■ WHAT YOU NEED TO DO:
Scan the lines below for the word "unit". Copy each line you find it in.

***

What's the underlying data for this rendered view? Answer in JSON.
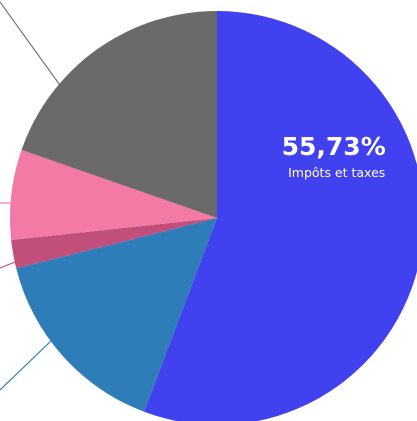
{
  "chart_data": {
    "type": "pie",
    "categories": [
      "Impôts et taxes",
      null,
      null,
      null,
      null
    ],
    "values": [
      55.73,
      15.36,
      2.22,
      7.03,
      19.66
    ],
    "value_labels": [
      "55,73%",
      null,
      null,
      null,
      null
    ],
    "colors": [
      "#4141f0",
      "#2f7db8",
      "#c24e7c",
      "#f47aa6",
      "#6a6a6a"
    ]
  }
}
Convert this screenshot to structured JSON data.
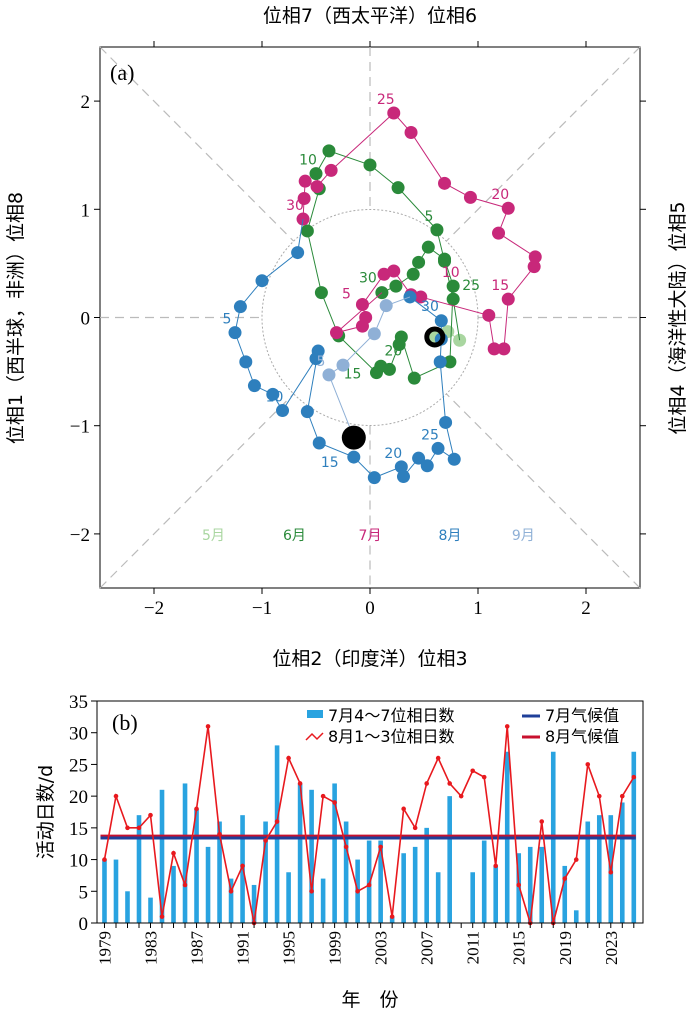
{
  "chart_data": [
    {
      "type": "scatter",
      "panel_label": "(a)",
      "xlabel": "位相2（印度洋）位相3",
      "ylabel_left": "位相1（西半球，非洲）位相8",
      "ylabel_right": "位相4（海洋性大陆）位相5",
      "title_top": "位相7（西太平洋）位相6",
      "xlim": [
        -2.5,
        2.5
      ],
      "ylim": [
        -2.5,
        2.5
      ],
      "xticks": [
        "−2",
        "−1",
        "0",
        "1",
        "2"
      ],
      "yticks": [
        "−2",
        "−1",
        "0",
        "1",
        "2"
      ],
      "tick_values": [
        -2,
        -1,
        0,
        1,
        2
      ],
      "reference_circle_radius": 1,
      "start_marker": [
        0.6,
        -0.18
      ],
      "end_marker": [
        -0.15,
        -1.11
      ],
      "series": [
        {
          "name": "5月",
          "color": "#a9d6a0",
          "points": [
            [
              0.6,
              -0.18
            ],
            [
              0.63,
              -0.17
            ],
            [
              0.72,
              -0.13
            ],
            [
              0.83,
              -0.21
            ]
          ],
          "labels": []
        },
        {
          "name": "6月",
          "color": "#2a8a3a",
          "points": [
            [
              0.77,
              0.17
            ],
            [
              0.69,
              0.52
            ],
            [
              0.62,
              0.81
            ],
            [
              0.26,
              1.2
            ],
            [
              0.0,
              1.41
            ],
            [
              -0.38,
              1.54
            ],
            [
              -0.5,
              1.33
            ],
            [
              -0.47,
              1.19
            ],
            [
              -0.58,
              0.8
            ],
            [
              -0.45,
              0.23
            ],
            [
              -0.29,
              -0.17
            ],
            [
              0.06,
              -0.51
            ],
            [
              0.1,
              -0.45
            ],
            [
              0.18,
              -0.48
            ],
            [
              0.27,
              -0.25
            ],
            [
              0.29,
              -0.18
            ],
            [
              0.41,
              -0.56
            ],
            [
              0.74,
              -0.41
            ],
            [
              0.77,
              0.29
            ],
            [
              0.69,
              0.54
            ],
            [
              0.54,
              0.65
            ],
            [
              0.45,
              0.51
            ],
            [
              0.4,
              0.4
            ],
            [
              0.24,
              0.29
            ],
            [
              0.11,
              0.23
            ]
          ],
          "labels": [
            {
              "text": "5",
              "index": 2
            },
            {
              "text": "10",
              "index": 6
            },
            {
              "text": "15",
              "index": 11
            },
            {
              "text": "20",
              "index": 13
            },
            {
              "text": "25",
              "index": 18
            },
            {
              "text": "30",
              "index": 24
            }
          ]
        },
        {
          "name": "7月",
          "color": "#c8287a",
          "points": [
            [
              -0.31,
              -0.14
            ],
            [
              -0.07,
              -0.08
            ],
            [
              -0.04,
              0.0
            ],
            [
              -0.07,
              0.12
            ],
            [
              0.13,
              0.4
            ],
            [
              0.22,
              0.43
            ],
            [
              0.38,
              0.21
            ],
            [
              0.47,
              0.19
            ],
            [
              1.1,
              0.02
            ],
            [
              1.15,
              -0.29
            ],
            [
              1.24,
              -0.29
            ],
            [
              1.28,
              0.17
            ],
            [
              1.52,
              0.47
            ],
            [
              1.53,
              0.56
            ],
            [
              1.19,
              0.78
            ],
            [
              1.28,
              1.01
            ],
            [
              0.93,
              1.11
            ],
            [
              0.69,
              1.24
            ],
            [
              0.38,
              1.71
            ],
            [
              0.22,
              1.89
            ],
            [
              -0.36,
              1.36
            ],
            [
              -0.49,
              1.21
            ],
            [
              -0.6,
              1.26
            ],
            [
              -0.61,
              1.1
            ],
            [
              -0.62,
              0.91
            ]
          ],
          "labels": [
            {
              "text": "5",
              "index": 3
            },
            {
              "text": "10",
              "index": 7
            },
            {
              "text": "15",
              "index": 11
            },
            {
              "text": "20",
              "index": 15
            },
            {
              "text": "25",
              "index": 19
            },
            {
              "text": "30",
              "index": 24
            }
          ]
        },
        {
          "name": "8月",
          "color": "#2e7fbd",
          "points": [
            [
              -0.67,
              0.6
            ],
            [
              -1.0,
              0.34
            ],
            [
              -1.2,
              0.1
            ],
            [
              -1.25,
              -0.14
            ],
            [
              -1.15,
              -0.41
            ],
            [
              -1.07,
              -0.63
            ],
            [
              -0.9,
              -0.71
            ],
            [
              -0.81,
              -0.86
            ],
            [
              -0.5,
              -0.38
            ],
            [
              -0.48,
              -0.31
            ],
            [
              -0.58,
              -0.87
            ],
            [
              -0.47,
              -1.16
            ],
            [
              -0.15,
              -1.29
            ],
            [
              0.04,
              -1.48
            ],
            [
              0.29,
              -1.38
            ],
            [
              0.31,
              -1.47
            ],
            [
              0.45,
              -1.3
            ],
            [
              0.53,
              -1.37
            ],
            [
              0.63,
              -1.21
            ],
            [
              0.78,
              -1.31
            ],
            [
              0.7,
              -0.97
            ],
            [
              0.65,
              -0.41
            ],
            [
              0.66,
              -0.2
            ],
            [
              0.66,
              -0.03
            ],
            [
              0.37,
              0.19
            ]
          ],
          "labels": [
            {
              "text": "5",
              "index": 3
            },
            {
              "text": "10",
              "index": 7
            },
            {
              "text": "15",
              "index": 12
            },
            {
              "text": "20",
              "index": 14
            },
            {
              "text": "25",
              "index": 18
            },
            {
              "text": "30",
              "index": 24
            }
          ]
        },
        {
          "name": "9月",
          "color": "#8fb0d6",
          "points": [
            [
              0.15,
              0.11
            ],
            [
              0.04,
              -0.15
            ],
            [
              -0.25,
              -0.44
            ],
            [
              -0.38,
              -0.53
            ],
            [
              -0.15,
              -1.11
            ]
          ],
          "labels": [
            {
              "text": "5",
              "index": 3
            }
          ]
        }
      ]
    },
    {
      "type": "bar",
      "panel_label": "(b)",
      "ylabel": "活动日数/d",
      "xlabel": "年　份",
      "ylim": [
        0,
        35
      ],
      "yticks": [
        0,
        5,
        10,
        15,
        20,
        25,
        30,
        35
      ],
      "xtick_labels": [
        "1979",
        "1983",
        "1987",
        "1991",
        "1995",
        "1999",
        "2003",
        "2007",
        "2011",
        "2015",
        "2019",
        "2023"
      ],
      "years": [
        1979,
        1980,
        1981,
        1982,
        1983,
        1984,
        1985,
        1986,
        1987,
        1988,
        1989,
        1990,
        1991,
        1992,
        1993,
        1994,
        1995,
        1996,
        1997,
        1998,
        1999,
        2000,
        2001,
        2002,
        2003,
        2004,
        2005,
        2006,
        2007,
        2008,
        2009,
        2010,
        2011,
        2012,
        2013,
        2014,
        2015,
        2016,
        2017,
        2018,
        2019,
        2020,
        2021,
        2022,
        2023,
        2024,
        2025
      ],
      "series": [
        {
          "name": "7月4～7位相日数",
          "kind": "bar",
          "color": "#29a3e0",
          "values": [
            10,
            10,
            5,
            17,
            4,
            21,
            9,
            22,
            18,
            12,
            16,
            7,
            17,
            6,
            16,
            28,
            8,
            22,
            21,
            7,
            22,
            16,
            10,
            13,
            13,
            1,
            11,
            12,
            15,
            8,
            20,
            0,
            8,
            13,
            9,
            27,
            11,
            12,
            12,
            27,
            9,
            2,
            16,
            17,
            17,
            19,
            27
          ]
        },
        {
          "name": "8月1～3位相日数",
          "kind": "line",
          "color": "#e8191e",
          "values": [
            10,
            20,
            15,
            15,
            17,
            1,
            11,
            6,
            18,
            31,
            14,
            5,
            9,
            0,
            13,
            16,
            26,
            22,
            5,
            20,
            19,
            12,
            5,
            6,
            12,
            1,
            18,
            15,
            22,
            26,
            22,
            20,
            24,
            23,
            9,
            31,
            6,
            0,
            16,
            0,
            7,
            10,
            25,
            20,
            8,
            20,
            23
          ]
        },
        {
          "name": "7月气候值",
          "kind": "hline",
          "color": "#1f3f99",
          "value": 13.4
        },
        {
          "name": "8月气候值",
          "kind": "hline",
          "color": "#c8102e",
          "value": 13.7
        }
      ]
    }
  ]
}
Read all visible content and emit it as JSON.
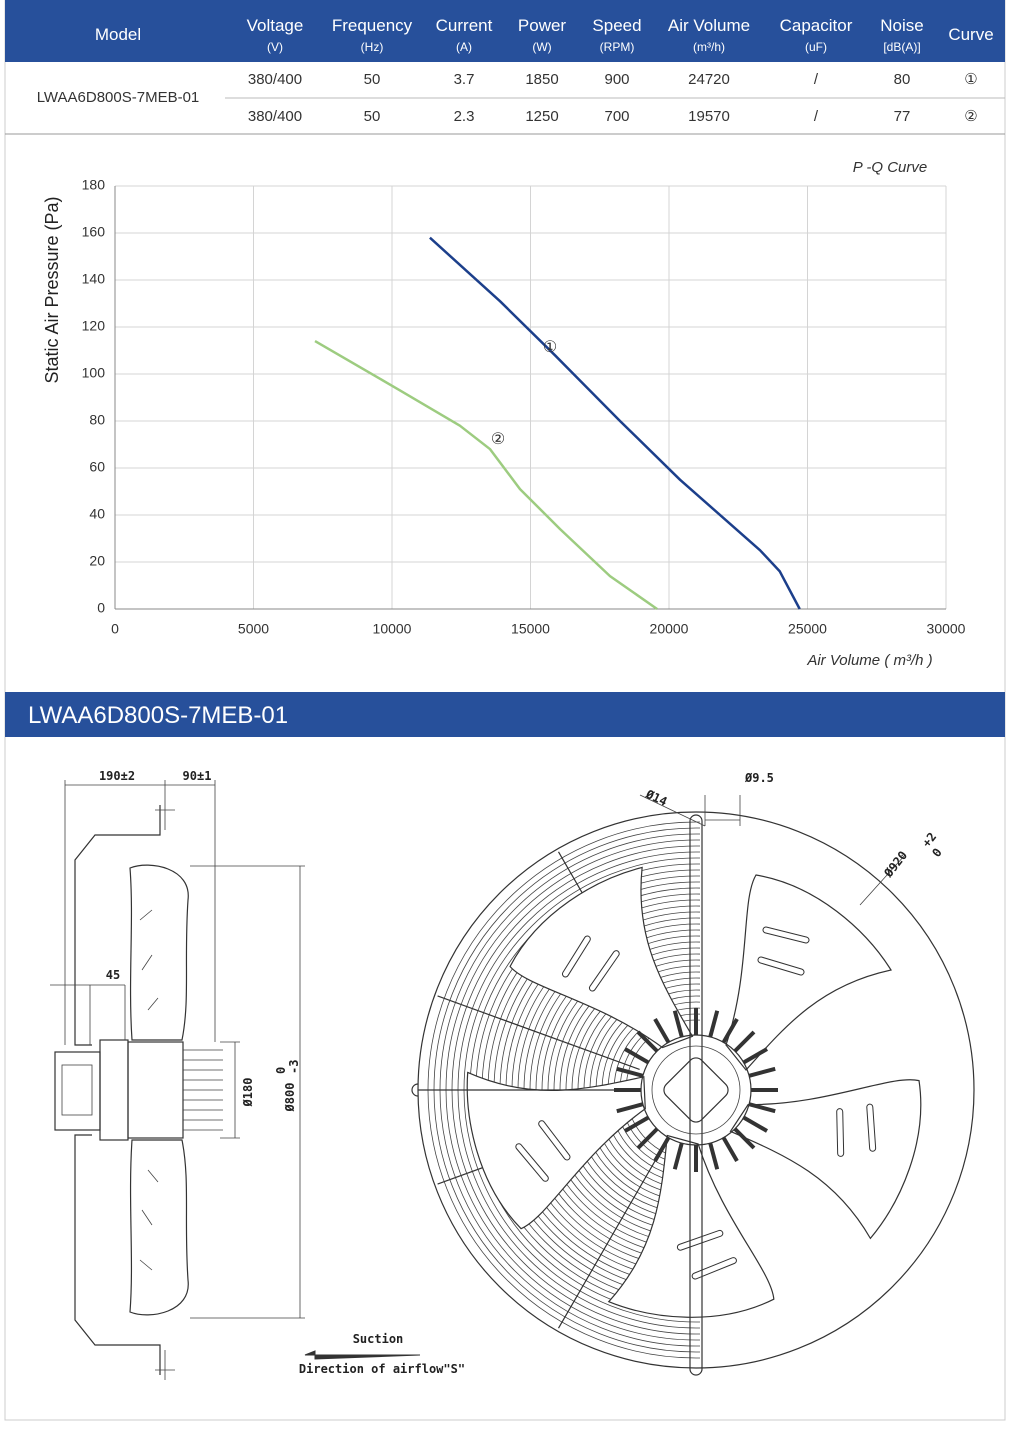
{
  "table": {
    "model": "LWAA6D800S-7MEB-01",
    "headers": [
      {
        "name": "Model"
      },
      {
        "name": "Voltage",
        "unit": "(V)"
      },
      {
        "name": "Frequency",
        "unit": "(Hz)"
      },
      {
        "name": "Current",
        "unit": "(A)"
      },
      {
        "name": "Power",
        "unit": "(W)"
      },
      {
        "name": "Speed",
        "unit": "(RPM)"
      },
      {
        "name": "Air Volume",
        "unit": "(m³/h)"
      },
      {
        "name": "Capacitor",
        "unit": "(uF)"
      },
      {
        "name": "Noise",
        "unit": "[dB(A)]"
      },
      {
        "name": "Curve"
      }
    ],
    "rows": [
      [
        "380/400",
        "50",
        "3.7",
        "1850",
        "900",
        "24720",
        "/",
        "80",
        "①"
      ],
      [
        "380/400",
        "50",
        "2.3",
        "1250",
        "700",
        "19570",
        "/",
        "77",
        "②"
      ]
    ]
  },
  "chart_data": {
    "type": "line",
    "title": "P -Q Curve",
    "x_label": "Air Volume ( m³/h )",
    "y_label": "Static Air Pressure  (Pa)",
    "xlim": [
      0,
      30000
    ],
    "ylim": [
      0,
      180
    ],
    "xticks": [
      0,
      5000,
      10000,
      15000,
      20000,
      25000,
      30000
    ],
    "yticks": [
      0,
      20,
      40,
      60,
      80,
      100,
      120,
      140,
      160,
      180
    ],
    "grid": true,
    "series": [
      {
        "name": "①",
        "color": "#1c3f8b",
        "x": [
          11370,
          13900,
          15880,
          18230,
          20400,
          23290,
          24000,
          24720
        ],
        "values": [
          158,
          131,
          108,
          80,
          55,
          25,
          16,
          0
        ]
      },
      {
        "name": "②",
        "color": "#9dcc80",
        "x": [
          7220,
          10290,
          12450,
          13540,
          14620,
          16070,
          17870,
          19570
        ],
        "values": [
          114,
          93,
          78,
          68,
          51,
          34,
          14,
          0
        ]
      }
    ]
  },
  "drawing": {
    "title": "LWAA6D800S-7MEB-01",
    "dims": {
      "d190": "190±2",
      "d90": "90±1",
      "d45": "45",
      "d180": "Ø180",
      "d800": "Ø800",
      "d800_tol_up": "0",
      "d800_tol_low": "-3",
      "d14": "Ø14",
      "d95": "Ø9.5",
      "d920": "Ø920",
      "d920_tol_up": "+2",
      "d920_tol_low": "0"
    },
    "suction": "Suction",
    "airflow": "Direction of airflow\"S\""
  }
}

***

■ RESPONSE:
        "unit": "(V)"
        "unit": "(Hz)"
        "unit": "(A)"
        "unit": "(W)"
        "unit": "(RPM)"
        "unit": "(m³/h)"
        "unit": "(uF)"
        "unit": "[dB(A)]"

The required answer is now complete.